Exercices à réaliser:
1. D'après le texte sur la tentation de Jésus, quelles sont les deux actions que Jésus se permet face au diable ?
2. Poursuivez le texte sur la tentation de Jésus à partir de l'endroit où il s'arrête.

Extrait du texte:

────

L'examinateur tente alors le tout pour le tout. Il ne s'embarrasse plus de son jeu sur l'identité de Jésus, car il a vu que c'était vraiment incarné chez lui, cette filiation, il ne s'embarasse même plus de citer la Bible dont il se fiche comme de son premier sort. Il envoie.
Il lui montra tous les royaumes du monde et leur gloire, 9et lui dit: Je te donnerai toutes ces choses, si tu te prosternes et m'adores.

Il ne s'adresse plus au fils, au militant, au croyant, au bibliste, il s'adresse à l'humain qu'il a en face de lui. Regarde. Regarde le théâtre de ta jouissance infinie de pouvoir et de richesse.

Mais il a commis une erreur fatale, le diable. Il s'est dévoilé. Il a avoué son objectif premier et qui était jusqu'ici caché. AVOIR Jésus. Le posséder. L'instrumentaliser. En faire sa chose.

Donc maintenant c'est facile. On a tous passé des examens. Et il y a ce délicieux moment, quand l'épreuve n'est pas encore finie mais quand on sent que oui - tout s'est bien passé. Les quelques minutes qui restent ne sont que du bonheur. Tout roule. Il n'y a plus de problème. C'est réussi. On le sait. On le sent.

Jésus peut alors se permettre de faire ce que face à un examinateur normal on ne pourrait pas se permettre mais que devant un pervers diabolique on doit faire : Ordonner et Nommer. Retire toi, Satan. Va t-en, adversaire. Le diable a désormais un nom. Il est révélé. Et il s'en va. Fin du match. Jésus gagne.

Comment a t il gagné ? Je récapitule bien que vous ayez déjà tout compris...quand j'ai dit cela , aviez vous bien perçu que j'employais une formule diabolique ?

Donc je récapitule ... Pour ne pas sombrer immédiatement à la première embuche, chers tous, et cher Lucien, la première des choses, si on se sent correspondre à quelque chose qui peut s'appeler une identité ou une affiliation : chrétien, protestant, ou n'importe quoi, intelligent, responsable , c'est d'abord d'avoir cette identité là bien dans son coeur, sinon c'est du vent. Ce n'est qu'une carapace dont on s'est affublée et qui sera utilisable par n'importe qui pour vous manipuler. Toi qui proclame ton interêt pour la mission de l'Eglise, pourquoi ne candidaterais tu au conseil presbytéral.

Déjà si cette identité est profonde, si on sent bien qu'elle est beaucoup plus indicible, y compris à nous même que les caricatures que les autres peuvent agiter devant vous, on est directement alerté quand quelqu'un vient tenter de vous soudoyer avec. Ensuite, c'est bien d'avoir du fond. Par exemple, en matière de résistance évangélique, c'est bien de connaitre sa nourriture de référence, la Bible. Mais la connaitre vraiment. Nos ancètres la connaissaient par coeur. Et ils ont résisté. Nous ne la connaissons plus vraiment. Et nous avons une évidente tendance à nous déliter.

────

Matériaux sources:
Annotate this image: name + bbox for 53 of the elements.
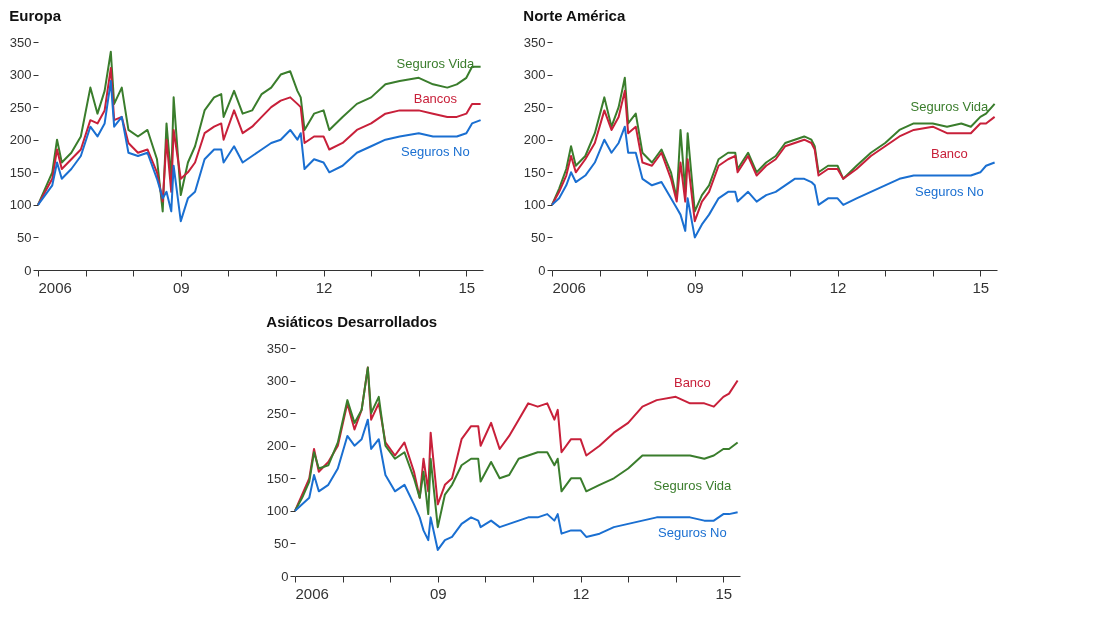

────

Résultats attendus:
1. Ordonner et Nommer.

2.
Mais en l'occurence, il faut la connaitre de façon subtile. Si un diable vient chez vous pour vous titiller sur votre connaissance, il pourrait vous briser immédiatement si vous n'avez pas la subtilité de cette connaissance. Non seulement vous connaissez votre fond, mais vous en connaissez les nuances. Vous n'êtes pas fondamentaliste, et votre truc ce n'est pas la morale, mais l'éthique en situation. Vous connaissez l'art de la dialectique. Et puis évidemment et par définition, vous êtes capables de mépriser toute la gloire du monde, car d'une part vous savez qu'à Dieu seul la Gloire et d'autre part vous savez que tout le reste n'a pas de poids en face, que c'est de la fumisterie.

Mais le fin du fin, c'est que n'avez aucun désir d'appartenir à quiconque. Et cette absence-là de ce désir- là vous fonde. Vous n'appartenez qu'à Dieu, c'est à dire, ni à ses anges, ni à ses prêtres, ni à ses pasteurs, ni à ses églises, ni à ces textes de loi, mais à Dieu. Alors oui, pour vous, cela deviendra facile de dire au diable "dégage".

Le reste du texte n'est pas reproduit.